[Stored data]
***

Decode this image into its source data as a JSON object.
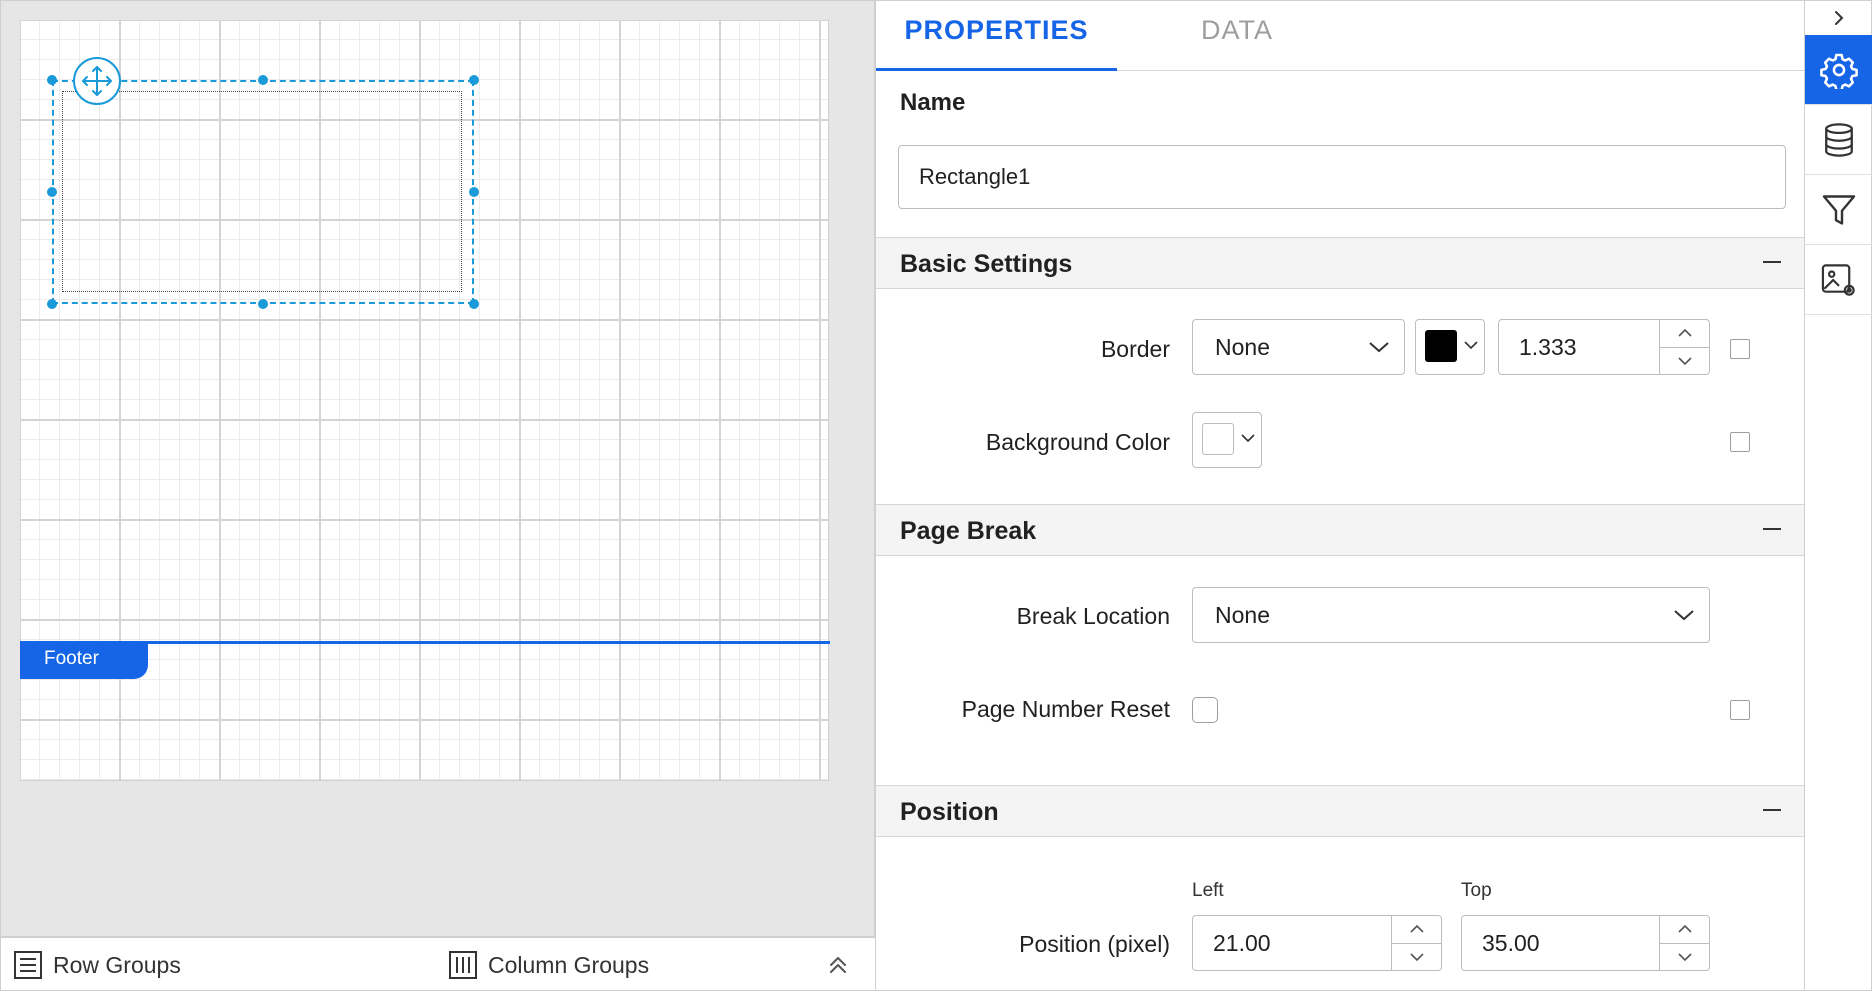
{
  "canvas": {
    "footer_label": "Footer"
  },
  "bottom_bar": {
    "row_groups_label": "Row Groups",
    "column_groups_label": "Column Groups"
  },
  "tabs": {
    "properties": "PROPERTIES",
    "data": "DATA"
  },
  "name_section": {
    "label": "Name",
    "value": "Rectangle1"
  },
  "basic_settings": {
    "title": "Basic Settings",
    "border_label": "Border",
    "border_style": "None",
    "border_color": "#000000",
    "border_width": "1.333",
    "background_label": "Background Color",
    "background_color": "#ffffff"
  },
  "page_break": {
    "title": "Page Break",
    "break_location_label": "Break Location",
    "break_location_value": "None",
    "page_number_reset_label": "Page Number Reset"
  },
  "position": {
    "title": "Position",
    "left_label": "Left",
    "top_label": "Top",
    "position_label": "Position (pixel)",
    "left_value": "21.00",
    "top_value": "35.00"
  },
  "colors": {
    "accent": "#1565e6",
    "selection": "#1b9ad9"
  },
  "icons": {
    "rail": [
      "chevron-right-icon",
      "gear-icon",
      "database-icon",
      "filter-icon",
      "image-settings-icon"
    ]
  }
}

***

* [Exercise objective]: Write out the listing word for word, omitting the pictures it holds.

* [Output below]:
Decode this image into its source data as a JSON object.
{
  "canvas": {
    "footer_label": "Footer"
  },
  "bottom_bar": {
    "row_groups_label": "Row Groups",
    "column_groups_label": "Column Groups"
  },
  "tabs": {
    "properties": "PROPERTIES",
    "data": "DATA"
  },
  "name_section": {
    "label": "Name",
    "value": "Rectangle1"
  },
  "basic_settings": {
    "title": "Basic Settings",
    "border_label": "Border",
    "border_style": "None",
    "border_color": "#000000",
    "border_width": "1.333",
    "background_label": "Background Color",
    "background_color": "#ffffff"
  },
  "page_break": {
    "title": "Page Break",
    "break_location_label": "Break Location",
    "break_location_value": "None",
    "page_number_reset_label": "Page Number Reset"
  },
  "position": {
    "title": "Position",
    "left_label": "Left",
    "top_label": "Top",
    "position_label": "Position (pixel)",
    "left_value": "21.00",
    "top_value": "35.00"
  },
  "colors": {
    "accent": "#1565e6",
    "selection": "#1b9ad9"
  },
  "icons": {
    "rail": [
      "chevron-right-icon",
      "gear-icon",
      "database-icon",
      "filter-icon",
      "image-settings-icon"
    ]
  }
}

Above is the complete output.